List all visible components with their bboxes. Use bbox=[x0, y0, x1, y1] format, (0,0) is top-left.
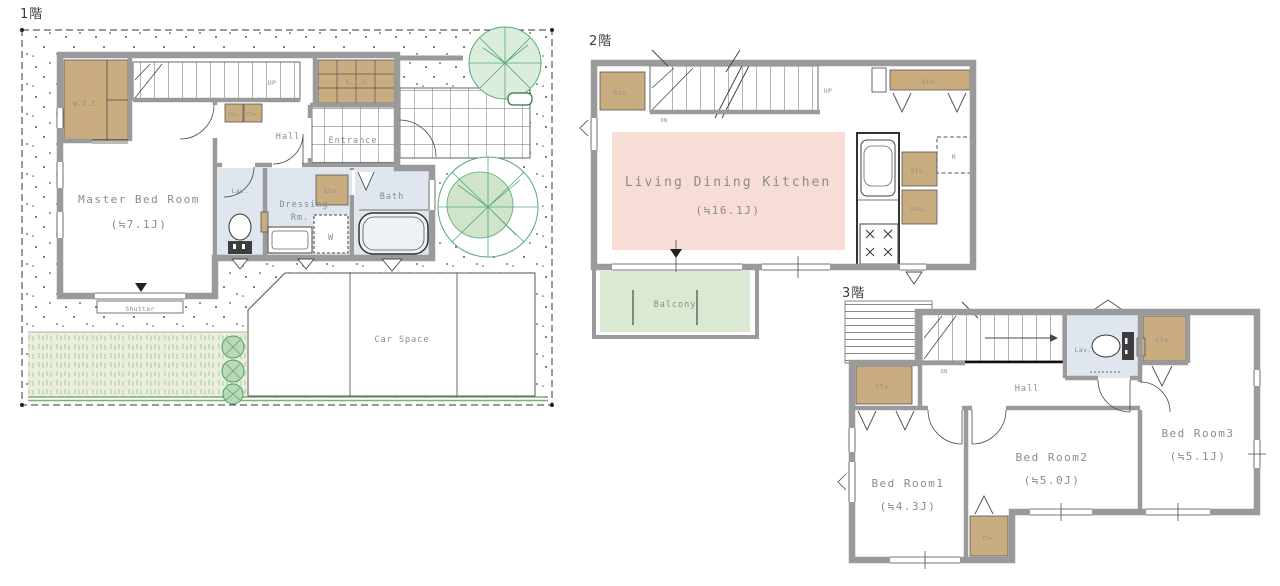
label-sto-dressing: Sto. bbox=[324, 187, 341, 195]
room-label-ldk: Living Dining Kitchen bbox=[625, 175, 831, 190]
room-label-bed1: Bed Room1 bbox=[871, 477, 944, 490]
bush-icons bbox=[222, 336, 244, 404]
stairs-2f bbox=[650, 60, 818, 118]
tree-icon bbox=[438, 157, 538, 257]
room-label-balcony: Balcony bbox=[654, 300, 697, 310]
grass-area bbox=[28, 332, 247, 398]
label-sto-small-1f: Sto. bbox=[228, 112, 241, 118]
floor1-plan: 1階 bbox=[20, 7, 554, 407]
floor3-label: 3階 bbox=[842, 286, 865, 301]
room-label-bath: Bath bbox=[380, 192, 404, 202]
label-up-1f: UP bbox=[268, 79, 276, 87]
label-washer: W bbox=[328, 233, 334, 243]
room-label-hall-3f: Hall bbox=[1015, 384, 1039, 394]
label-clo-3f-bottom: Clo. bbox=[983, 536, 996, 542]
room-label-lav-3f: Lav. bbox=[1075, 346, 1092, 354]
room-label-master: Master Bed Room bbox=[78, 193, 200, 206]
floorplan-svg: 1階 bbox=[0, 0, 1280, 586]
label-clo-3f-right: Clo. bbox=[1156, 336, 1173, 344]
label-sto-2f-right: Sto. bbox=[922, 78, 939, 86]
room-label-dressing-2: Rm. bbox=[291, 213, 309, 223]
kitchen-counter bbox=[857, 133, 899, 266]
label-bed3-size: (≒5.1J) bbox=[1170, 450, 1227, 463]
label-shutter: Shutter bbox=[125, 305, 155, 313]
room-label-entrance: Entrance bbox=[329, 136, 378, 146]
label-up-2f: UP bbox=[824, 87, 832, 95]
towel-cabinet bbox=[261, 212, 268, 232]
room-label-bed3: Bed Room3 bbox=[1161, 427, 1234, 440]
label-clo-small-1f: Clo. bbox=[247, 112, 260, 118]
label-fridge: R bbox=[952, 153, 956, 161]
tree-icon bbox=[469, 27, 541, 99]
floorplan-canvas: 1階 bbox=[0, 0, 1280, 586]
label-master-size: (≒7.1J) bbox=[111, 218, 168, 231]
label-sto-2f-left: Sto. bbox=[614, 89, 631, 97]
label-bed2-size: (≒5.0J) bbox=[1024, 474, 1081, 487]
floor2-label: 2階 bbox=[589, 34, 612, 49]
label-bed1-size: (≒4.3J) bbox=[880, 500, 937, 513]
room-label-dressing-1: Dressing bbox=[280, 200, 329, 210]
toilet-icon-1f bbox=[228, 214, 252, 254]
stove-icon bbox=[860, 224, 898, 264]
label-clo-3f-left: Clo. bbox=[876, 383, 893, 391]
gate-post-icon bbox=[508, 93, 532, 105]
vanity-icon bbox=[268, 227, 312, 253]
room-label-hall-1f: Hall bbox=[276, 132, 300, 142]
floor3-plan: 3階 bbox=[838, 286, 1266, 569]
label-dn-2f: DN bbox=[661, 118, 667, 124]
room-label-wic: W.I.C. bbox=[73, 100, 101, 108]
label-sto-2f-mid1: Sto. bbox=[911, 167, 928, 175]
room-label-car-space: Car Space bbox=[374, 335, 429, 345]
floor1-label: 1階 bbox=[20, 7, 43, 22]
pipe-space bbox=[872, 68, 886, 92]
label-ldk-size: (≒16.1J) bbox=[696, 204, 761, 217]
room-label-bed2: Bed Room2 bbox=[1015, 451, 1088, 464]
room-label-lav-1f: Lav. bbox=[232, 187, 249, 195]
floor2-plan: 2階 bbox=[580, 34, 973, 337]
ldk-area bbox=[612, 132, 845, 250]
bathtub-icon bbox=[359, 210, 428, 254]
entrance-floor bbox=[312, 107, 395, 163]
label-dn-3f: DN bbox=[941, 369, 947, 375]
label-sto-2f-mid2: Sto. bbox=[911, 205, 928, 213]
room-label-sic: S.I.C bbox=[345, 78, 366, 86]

...

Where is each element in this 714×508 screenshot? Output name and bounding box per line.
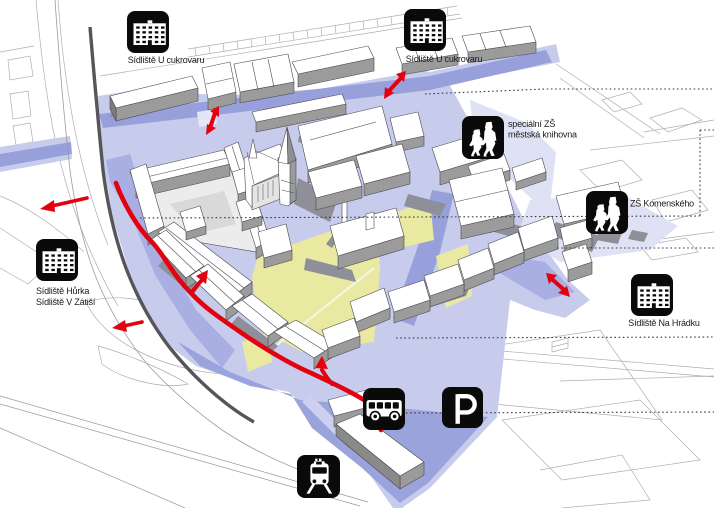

Given instruction:
Can you express everything from the line containing "List all visible" down to the line containing "label-clo-3f-right: Clo. bbox=[1156, 336, 1173, 344]" as a two-column CSV headed instruction and response, with one row per request, its text and its answer each in a single quoted field, line breaks turned into spaces, and the pictures left out?

Written response:
instruction,response
"List all visible components with their bboxes. Use bbox=[x0, y0, x1, y1] format, (0,0) is top-left.","label-sto-dressing: Sto. bbox=[324, 187, 341, 195] room-label-ldk: Living Dining Kitchen bbox=[625, 175, 831, 190] room-label-bed1: Bed Room1 bbox=[871, 477, 944, 490] bush-icons bbox=[222, 336, 244, 404] stairs-2f bbox=[650, 60, 818, 118] tree-icon bbox=[438, 157, 538, 257] room-label-balcony: Balcony bbox=[654, 300, 697, 310] grass-area bbox=[28, 332, 247, 398] label-sto-small-1f: Sto. bbox=[228, 112, 241, 118] floor1-plan: 1階 bbox=[20, 7, 554, 407] floor3-label: 3階 bbox=[842, 286, 865, 301] room-label-bath: Bath bbox=[380, 192, 404, 202] label-up-1f: UP bbox=[268, 79, 276, 87] label-washer: W bbox=[328, 233, 334, 243] room-label-hall-3f: Hall bbox=[1015, 384, 1039, 394] label-clo-3f-bottom: Clo. bbox=[983, 536, 996, 542] room-label-lav-3f: Lav. bbox=[1075, 346, 1092, 354] room-label-master: Master Bed Room bbox=[78, 193, 200, 206] floorplan-svg: 1階 bbox=[0, 0, 1280, 586] label-clo-3f-right: Clo. bbox=[1156, 336, 1173, 344]"